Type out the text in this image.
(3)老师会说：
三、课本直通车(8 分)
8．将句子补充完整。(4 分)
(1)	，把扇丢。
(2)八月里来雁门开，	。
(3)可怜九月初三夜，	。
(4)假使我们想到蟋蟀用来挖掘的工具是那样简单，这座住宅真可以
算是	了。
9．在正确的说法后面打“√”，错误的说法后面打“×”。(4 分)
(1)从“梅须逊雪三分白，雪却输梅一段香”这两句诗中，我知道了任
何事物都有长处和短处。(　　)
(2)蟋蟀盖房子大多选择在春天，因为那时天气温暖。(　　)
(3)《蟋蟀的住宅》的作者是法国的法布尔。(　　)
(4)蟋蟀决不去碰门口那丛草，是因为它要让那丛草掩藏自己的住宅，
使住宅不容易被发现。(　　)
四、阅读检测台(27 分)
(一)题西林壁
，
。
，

Exercise directions
Extract each line of the listing above, copying it word for word.

Final result
Type out the text in this image.
(3)老师会说：
三、课本直通车(8 分)
8．将句子补充完整。(4 分)
(1)	，把扇丢。
(2)八月里来雁门开，	。
(3)可怜九月初三夜，	。
(4)假使我们想到蟋蟀用来挖掘的工具是那样简单，这座住宅真可以
算是	了。
9．在正确的说法后面打“√”，错误的说法后面打“×”。(4 分)
(1)从“梅须逊雪三分白，雪却输梅一段香”这两句诗中，我知道了任
何事物都有长处和短处。(　　)
(2)蟋蟀盖房子大多选择在春天，因为那时天气温暖。(　　)
(3)《蟋蟀的住宅》的作者是法国的法布尔。(　　)
(4)蟋蟀决不去碰门口那丛草，是因为它要让那丛草掩藏自己的住宅，
使住宅不容易被发现。(　　)
四、阅读检测台(27 分)
(一)题西林壁
，
。
，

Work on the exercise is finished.